▶ **The request**: Print the data exactly, leaving nothing out.

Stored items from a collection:

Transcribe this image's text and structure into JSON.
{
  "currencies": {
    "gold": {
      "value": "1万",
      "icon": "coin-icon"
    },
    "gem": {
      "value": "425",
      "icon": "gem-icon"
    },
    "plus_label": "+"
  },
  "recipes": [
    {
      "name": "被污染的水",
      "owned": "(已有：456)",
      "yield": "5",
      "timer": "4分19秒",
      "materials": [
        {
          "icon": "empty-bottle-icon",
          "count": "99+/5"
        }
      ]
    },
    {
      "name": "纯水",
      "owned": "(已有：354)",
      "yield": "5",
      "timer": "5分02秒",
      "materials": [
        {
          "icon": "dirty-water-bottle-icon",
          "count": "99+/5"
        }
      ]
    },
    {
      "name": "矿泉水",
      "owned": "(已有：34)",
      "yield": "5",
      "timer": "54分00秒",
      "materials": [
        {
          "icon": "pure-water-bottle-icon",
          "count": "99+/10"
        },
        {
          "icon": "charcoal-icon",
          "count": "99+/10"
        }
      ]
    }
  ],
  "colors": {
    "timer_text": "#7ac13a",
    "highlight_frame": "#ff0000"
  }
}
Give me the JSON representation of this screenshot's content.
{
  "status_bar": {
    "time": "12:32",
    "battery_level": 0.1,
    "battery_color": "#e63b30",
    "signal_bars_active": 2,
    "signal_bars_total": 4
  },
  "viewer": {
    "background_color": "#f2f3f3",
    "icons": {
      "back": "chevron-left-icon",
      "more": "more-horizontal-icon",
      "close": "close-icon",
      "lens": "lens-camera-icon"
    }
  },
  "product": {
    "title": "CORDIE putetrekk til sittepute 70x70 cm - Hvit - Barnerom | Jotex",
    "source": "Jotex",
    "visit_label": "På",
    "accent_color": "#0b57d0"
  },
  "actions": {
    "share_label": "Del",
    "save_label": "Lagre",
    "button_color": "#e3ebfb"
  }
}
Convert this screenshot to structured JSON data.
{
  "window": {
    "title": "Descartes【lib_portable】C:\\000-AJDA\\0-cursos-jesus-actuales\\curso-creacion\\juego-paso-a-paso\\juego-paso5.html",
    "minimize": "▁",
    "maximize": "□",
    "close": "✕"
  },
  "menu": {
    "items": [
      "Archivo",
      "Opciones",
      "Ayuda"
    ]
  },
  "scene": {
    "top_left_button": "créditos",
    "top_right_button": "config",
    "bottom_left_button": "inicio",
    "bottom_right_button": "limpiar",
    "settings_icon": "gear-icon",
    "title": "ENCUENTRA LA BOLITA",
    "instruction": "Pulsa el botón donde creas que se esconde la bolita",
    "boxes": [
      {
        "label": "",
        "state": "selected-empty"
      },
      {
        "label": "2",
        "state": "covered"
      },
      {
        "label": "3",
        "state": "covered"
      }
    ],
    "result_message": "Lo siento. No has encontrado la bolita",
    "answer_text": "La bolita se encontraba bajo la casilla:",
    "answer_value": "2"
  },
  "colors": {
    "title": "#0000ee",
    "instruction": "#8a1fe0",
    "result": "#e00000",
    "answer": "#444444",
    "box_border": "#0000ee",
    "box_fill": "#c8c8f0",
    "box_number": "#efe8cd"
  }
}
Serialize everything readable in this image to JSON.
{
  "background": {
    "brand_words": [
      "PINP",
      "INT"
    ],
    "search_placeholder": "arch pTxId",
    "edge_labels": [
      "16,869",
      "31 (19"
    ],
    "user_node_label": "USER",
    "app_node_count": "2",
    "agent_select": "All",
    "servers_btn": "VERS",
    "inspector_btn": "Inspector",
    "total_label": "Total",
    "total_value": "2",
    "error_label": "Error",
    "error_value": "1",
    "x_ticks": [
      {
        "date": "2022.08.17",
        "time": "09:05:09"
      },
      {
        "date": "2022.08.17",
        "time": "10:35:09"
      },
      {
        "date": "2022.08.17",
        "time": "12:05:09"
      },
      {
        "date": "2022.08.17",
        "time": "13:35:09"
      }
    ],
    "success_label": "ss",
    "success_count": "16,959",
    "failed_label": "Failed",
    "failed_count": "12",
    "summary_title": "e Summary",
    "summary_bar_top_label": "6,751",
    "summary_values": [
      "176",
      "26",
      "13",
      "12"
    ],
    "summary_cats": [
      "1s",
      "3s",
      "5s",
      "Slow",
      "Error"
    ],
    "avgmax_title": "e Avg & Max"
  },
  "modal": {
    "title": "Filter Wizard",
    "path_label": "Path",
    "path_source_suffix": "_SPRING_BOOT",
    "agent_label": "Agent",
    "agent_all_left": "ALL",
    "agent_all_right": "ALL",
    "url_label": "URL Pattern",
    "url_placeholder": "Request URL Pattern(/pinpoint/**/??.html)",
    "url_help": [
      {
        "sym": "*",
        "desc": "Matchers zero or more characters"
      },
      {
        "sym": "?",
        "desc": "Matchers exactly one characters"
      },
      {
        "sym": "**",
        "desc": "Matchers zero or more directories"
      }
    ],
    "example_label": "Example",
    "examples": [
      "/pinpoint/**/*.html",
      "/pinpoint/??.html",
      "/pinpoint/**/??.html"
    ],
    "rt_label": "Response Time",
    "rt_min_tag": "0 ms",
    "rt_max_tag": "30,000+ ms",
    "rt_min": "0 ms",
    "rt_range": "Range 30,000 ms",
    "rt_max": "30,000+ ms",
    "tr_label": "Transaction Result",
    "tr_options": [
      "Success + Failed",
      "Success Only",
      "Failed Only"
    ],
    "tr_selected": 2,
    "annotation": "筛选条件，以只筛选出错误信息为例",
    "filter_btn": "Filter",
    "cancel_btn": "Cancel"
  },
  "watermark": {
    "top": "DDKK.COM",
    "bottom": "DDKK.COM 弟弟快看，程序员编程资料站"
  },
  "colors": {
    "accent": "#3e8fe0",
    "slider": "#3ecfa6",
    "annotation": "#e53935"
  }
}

▶ **Written response**:
Transcribe this image's text and structure into JSON.
{
  "currencies": {
    "gold": {
      "value": "1万",
      "icon": "coin-icon"
    },
    "gem": {
      "value": "425",
      "icon": "gem-icon"
    },
    "plus_label": "+"
  },
  "recipes": [
    {
      "name": "被污染的水",
      "owned": "(已有：456)",
      "yield": "5",
      "timer": "4分19秒",
      "materials": [
        {
          "icon": "empty-bottle-icon",
          "count": "99+/5"
        }
      ]
    },
    {
      "name": "纯水",
      "owned": "(已有：354)",
      "yield": "5",
      "timer": "5分02秒",
      "materials": [
        {
          "icon": "dirty-water-bottle-icon",
          "count": "99+/5"
        }
      ]
    },
    {
      "name": "矿泉水",
      "owned": "(已有：34)",
      "yield": "5",
      "timer": "54分00秒",
      "materials": [
        {
          "icon": "pure-water-bottle-icon",
          "count": "99+/10"
        },
        {
          "icon": "charcoal-icon",
          "count": "99+/10"
        }
      ]
    }
  ],
  "colors": {
    "timer_text": "#7ac13a",
    "highlight_frame": "#ff0000"
  }
}
Give me the JSON representation of this screenshot's content.
{
  "status_bar": {
    "time": "12:32",
    "battery_level": 0.1,
    "battery_color": "#e63b30",
    "signal_bars_active": 2,
    "signal_bars_total": 4
  },
  "viewer": {
    "background_color": "#f2f3f3",
    "icons": {
      "back": "chevron-left-icon",
      "more": "more-horizontal-icon",
      "close": "close-icon",
      "lens": "lens-camera-icon"
    }
  },
  "product": {
    "title": "CORDIE putetrekk til sittepute 70x70 cm - Hvit - Barnerom | Jotex",
    "source": "Jotex",
    "visit_label": "På",
    "accent_color": "#0b57d0"
  },
  "actions": {
    "share_label": "Del",
    "save_label": "Lagre",
    "button_color": "#e3ebfb"
  }
}
Convert this screenshot to structured JSON data.
{
  "window": {
    "title": "Descartes【lib_portable】C:\\000-AJDA\\0-cursos-jesus-actuales\\curso-creacion\\juego-paso-a-paso\\juego-paso5.html",
    "minimize": "▁",
    "maximize": "□",
    "close": "✕"
  },
  "menu": {
    "items": [
      "Archivo",
      "Opciones",
      "Ayuda"
    ]
  },
  "scene": {
    "top_left_button": "créditos",
    "top_right_button": "config",
    "bottom_left_button": "inicio",
    "bottom_right_button": "limpiar",
    "settings_icon": "gear-icon",
    "title": "ENCUENTRA LA BOLITA",
    "instruction": "Pulsa el botón donde creas que se esconde la bolita",
    "boxes": [
      {
        "label": "",
        "state": "selected-empty"
      },
      {
        "label": "2",
        "state": "covered"
      },
      {
        "label": "3",
        "state": "covered"
      }
    ],
    "result_message": "Lo siento. No has encontrado la bolita",
    "answer_text": "La bolita se encontraba bajo la casilla:",
    "answer_value": "2"
  },
  "colors": {
    "title": "#0000ee",
    "instruction": "#8a1fe0",
    "result": "#e00000",
    "answer": "#444444",
    "box_border": "#0000ee",
    "box_fill": "#c8c8f0",
    "box_number": "#efe8cd"
  }
}
Serialize everything readable in this image to JSON.
{
  "background": {
    "brand_words": [
      "PINP",
      "INT"
    ],
    "search_placeholder": "arch pTxId",
    "edge_labels": [
      "16,869",
      "31 (19"
    ],
    "user_node_label": "USER",
    "app_node_count": "2",
    "agent_select": "All",
    "servers_btn": "VERS",
    "inspector_btn": "Inspector",
    "total_label": "Total",
    "total_value": "2",
    "error_label": "Error",
    "error_value": "1",
    "x_ticks": [
      {
        "date": "2022.08.17",
        "time": "09:05:09"
      },
      {
        "date": "2022.08.17",
        "time": "10:35:09"
      },
      {
        "date": "2022.08.17",
        "time": "12:05:09"
      },
      {
        "date": "2022.08.17",
        "time": "13:35:09"
      }
    ],
    "success_label": "ss",
    "success_count": "16,959",
    "failed_label": "Failed",
    "failed_count": "12",
    "summary_title": "e Summary",
    "summary_bar_top_label": "6,751",
    "summary_values": [
      "176",
      "26",
      "13",
      "12"
    ],
    "summary_cats": [
      "1s",
      "3s",
      "5s",
      "Slow",
      "Error"
    ],
    "avgmax_title": "e Avg & Max"
  },
  "modal": {
    "title": "Filter Wizard",
    "path_label": "Path",
    "path_source_suffix": "_SPRING_BOOT",
    "agent_label": "Agent",
    "agent_all_left": "ALL",
    "agent_all_right": "ALL",
    "url_label": "URL Pattern",
    "url_placeholder": "Request URL Pattern(/pinpoint/**/??.html)",
    "url_help": [
      {
        "sym": "*",
        "desc": "Matchers zero or more characters"
      },
      {
        "sym": "?",
        "desc": "Matchers exactly one characters"
      },
      {
        "sym": "**",
        "desc": "Matchers zero or more directories"
      }
    ],
    "example_label": "Example",
    "examples": [
      "/pinpoint/**/*.html",
      "/pinpoint/??.html",
      "/pinpoint/**/??.html"
    ],
    "rt_label": "Response Time",
    "rt_min_tag": "0 ms",
    "rt_max_tag": "30,000+ ms",
    "rt_min": "0 ms",
    "rt_range": "Range 30,000 ms",
    "rt_max": "30,000+ ms",
    "tr_label": "Transaction Result",
    "tr_options": [
      "Success + Failed",
      "Success Only",
      "Failed Only"
    ],
    "tr_selected": 2,
    "annotation": "筛选条件，以只筛选出错误信息为例",
    "filter_btn": "Filter",
    "cancel_btn": "Cancel"
  },
  "watermark": {
    "top": "DDKK.COM",
    "bottom": "DDKK.COM 弟弟快看，程序员编程资料站"
  },
  "colors": {
    "accent": "#3e8fe0",
    "slider": "#3ecfa6",
    "annotation": "#e53935"
  }
}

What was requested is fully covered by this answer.